• [Using the information]
1. According to the passage on multiple sclerosis therapies and pregnancy, for how long after the last ocrelizumab infusion is contraception recommended in the EU?
2. Extend the passage on multiple sclerosis therapies and pregnancy, beginning after its final sentence.

• [Passage provided]
= Beginning of Section =
Dimethyl fumarate (Tecfidera)	Yes	Not stated	No^e	• There are limited data about the safety of dimethyl fumarate in pregnancy. • Women with MS should use effective contraception while receiving this therapy and if they do become pregnant, they should only continue treatment if the potential benefit justifies the potential risk to the fetus. • Women with MS wishing to become pregnant should be advised to consider switching to an alternative treatment.
Ocrelizumab (Ocrevus)	Yes	Not stated	No	• In the EU, it is recommended that women should use contraception while receiving ocrelizumab and for 12 months after the last infusion. • As ocrelizumab is a humanized monoclonal IgG antibody and can cross the placenta, fetal exposure is likely during later stages of pregnancy, once placenta is formed.
Alemtuzumab (Lemtrada)	Yes	Not stated	No	• Manufacturers recommend that women with MS should use effective contraception for 4 months following a course of treatment with alemtuzumab. If pregnancy occurs within a month of treatment, increased obstetric monitoring is advised. • Women with MS should not be treated with alemtuzumab during pregnancy or while breastfeeding.
Cladribine (Mavenclad)	Yes	Yes	No	• Manufacturers recommend that women using hormonal contraception should add a barrier method of contraception during cladribine treatment and for at least 4 weeks after the last dose in each treatment year. Women should be advised not to become pregnant for at least 6 months following a course of cladribine. • Due to cladribine’s effect on DNA synthesis, male partners must take precautions to prevent pregnancy of their partner during cladribine treatment and for at least 6 months after the last dose.

DMT: disease-modifying therapy; IFN β: interferon beta; GA: glatiramer acetate; MS: multiple sclerosis; IgG: immunoglobulin G.

Men can continue using IFN β-1a, IFN β-1b, and GA without contraception if the benefits outweigh the risk. No washout period is required.

There is no evidence in human studies that natalizumab results in reduced fertility or congenital malformations.

Men can continue to use natalizumab without contraception if the benefits outweigh the risk. No washout period is required.

Teriflunomide has been shown to be teratogenic and can be transferred sexually. This drug should be avoided in men trying to conceive.
= End of Section =
• [Document understanding data]
= Beginning of Section =
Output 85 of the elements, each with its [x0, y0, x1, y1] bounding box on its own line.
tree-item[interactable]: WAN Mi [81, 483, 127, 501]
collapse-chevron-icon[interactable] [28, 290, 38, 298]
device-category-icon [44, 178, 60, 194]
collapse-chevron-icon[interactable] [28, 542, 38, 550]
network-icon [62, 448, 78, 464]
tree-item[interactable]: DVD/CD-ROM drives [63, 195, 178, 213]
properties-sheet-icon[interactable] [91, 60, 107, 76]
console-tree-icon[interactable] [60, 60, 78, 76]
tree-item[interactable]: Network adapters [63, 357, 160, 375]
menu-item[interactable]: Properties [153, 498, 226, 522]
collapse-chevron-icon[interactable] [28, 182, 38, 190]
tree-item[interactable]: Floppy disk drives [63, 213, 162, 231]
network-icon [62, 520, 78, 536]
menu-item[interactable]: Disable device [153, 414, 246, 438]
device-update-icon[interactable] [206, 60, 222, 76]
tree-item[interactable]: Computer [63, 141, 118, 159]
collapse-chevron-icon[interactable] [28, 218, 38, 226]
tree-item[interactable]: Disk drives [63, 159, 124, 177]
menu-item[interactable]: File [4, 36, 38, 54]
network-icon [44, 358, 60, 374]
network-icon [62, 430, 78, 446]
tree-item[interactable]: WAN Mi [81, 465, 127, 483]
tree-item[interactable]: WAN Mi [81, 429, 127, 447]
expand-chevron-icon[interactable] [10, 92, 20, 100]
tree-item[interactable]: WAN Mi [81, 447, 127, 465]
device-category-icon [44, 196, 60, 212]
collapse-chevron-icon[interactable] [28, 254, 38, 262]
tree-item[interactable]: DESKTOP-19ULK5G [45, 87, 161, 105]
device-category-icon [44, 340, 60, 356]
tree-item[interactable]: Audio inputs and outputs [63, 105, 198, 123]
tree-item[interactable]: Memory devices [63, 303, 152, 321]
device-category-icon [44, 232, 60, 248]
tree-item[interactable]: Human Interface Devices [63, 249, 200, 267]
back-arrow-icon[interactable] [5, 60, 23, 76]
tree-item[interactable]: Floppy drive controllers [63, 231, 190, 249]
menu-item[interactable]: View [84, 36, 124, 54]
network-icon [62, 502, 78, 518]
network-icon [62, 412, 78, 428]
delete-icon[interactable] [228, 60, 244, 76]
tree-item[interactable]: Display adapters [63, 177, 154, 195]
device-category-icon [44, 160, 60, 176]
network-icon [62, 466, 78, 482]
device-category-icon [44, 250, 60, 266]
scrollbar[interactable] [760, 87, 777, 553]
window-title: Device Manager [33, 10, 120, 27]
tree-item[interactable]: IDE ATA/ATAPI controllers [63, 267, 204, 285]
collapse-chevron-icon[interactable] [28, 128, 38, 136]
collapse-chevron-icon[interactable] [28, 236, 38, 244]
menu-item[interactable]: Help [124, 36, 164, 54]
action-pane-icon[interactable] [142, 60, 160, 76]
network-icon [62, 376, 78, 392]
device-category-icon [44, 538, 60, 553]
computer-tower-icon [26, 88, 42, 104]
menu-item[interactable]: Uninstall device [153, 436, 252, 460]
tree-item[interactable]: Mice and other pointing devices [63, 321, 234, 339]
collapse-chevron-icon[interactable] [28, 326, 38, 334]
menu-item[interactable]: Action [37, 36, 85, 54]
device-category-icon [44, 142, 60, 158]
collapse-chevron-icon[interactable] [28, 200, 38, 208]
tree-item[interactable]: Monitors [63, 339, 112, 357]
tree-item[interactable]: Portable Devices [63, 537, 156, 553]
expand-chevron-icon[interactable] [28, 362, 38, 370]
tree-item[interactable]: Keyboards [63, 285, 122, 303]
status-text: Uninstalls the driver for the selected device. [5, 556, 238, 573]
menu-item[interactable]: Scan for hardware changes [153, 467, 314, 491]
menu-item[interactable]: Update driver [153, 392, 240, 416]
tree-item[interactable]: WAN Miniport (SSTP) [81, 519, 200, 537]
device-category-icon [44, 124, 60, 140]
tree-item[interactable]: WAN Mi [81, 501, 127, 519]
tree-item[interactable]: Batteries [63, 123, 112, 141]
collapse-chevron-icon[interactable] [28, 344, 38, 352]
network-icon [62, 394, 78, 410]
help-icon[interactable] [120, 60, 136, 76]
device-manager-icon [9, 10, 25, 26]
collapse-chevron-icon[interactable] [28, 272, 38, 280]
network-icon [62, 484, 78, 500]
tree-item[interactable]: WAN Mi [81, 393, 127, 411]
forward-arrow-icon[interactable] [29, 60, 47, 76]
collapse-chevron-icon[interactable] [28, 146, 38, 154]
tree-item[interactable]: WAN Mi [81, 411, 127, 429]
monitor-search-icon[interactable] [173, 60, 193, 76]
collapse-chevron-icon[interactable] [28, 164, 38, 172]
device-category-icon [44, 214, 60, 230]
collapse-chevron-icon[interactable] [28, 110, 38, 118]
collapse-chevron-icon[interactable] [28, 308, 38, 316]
= End of Section =
• [Task results]
1. Contraception is recommended for 12 months after the last infusion.

2.
Dimethyl fumarate may reduce efficacy due to gastrointestinal side effects which can occur within the first few weeks of treatment. Additional contraceptive measures are advisable in case of interference with absorption of the contraceptive pill/oral contraceptives (both combined estrogen and progestin, and progestin-only pill).

Question 6: what considerations should be given when discussing long-acting reversible contraception (LARC) as an option for WOCBP with MS?

In women receiving potentially teratogenic DMTs, LARC may be recommended to prevent drug-exposed pregnancies due to its long-lasting high efficacy, reliability, and convenience.^1,3,9,23 LARC may be particularly suitable for PwMS who cannot be prescribed combined hormonal contraception (CHC) (see Question 7).

Question 7: what are the considerations when discussing CHC as an option for WOCBP with MS?

The use of CHC has not been shown to worsen MS disease course.¹ However, users of CHC may have increased risk of venous thromboembolism (VTE)—these risks are enhanced with immobility, and therefore, CHC should be avoided in MS patients with reduced mobility and/or those at risk of VTE.⁹ Furthermore, if PwMS are immobile but do not have a history of blood clots, CHC is still not advisable.

Question 8: can CHC or progestin-only contraception be prescribed to women with MS to help regulate their MS symptoms?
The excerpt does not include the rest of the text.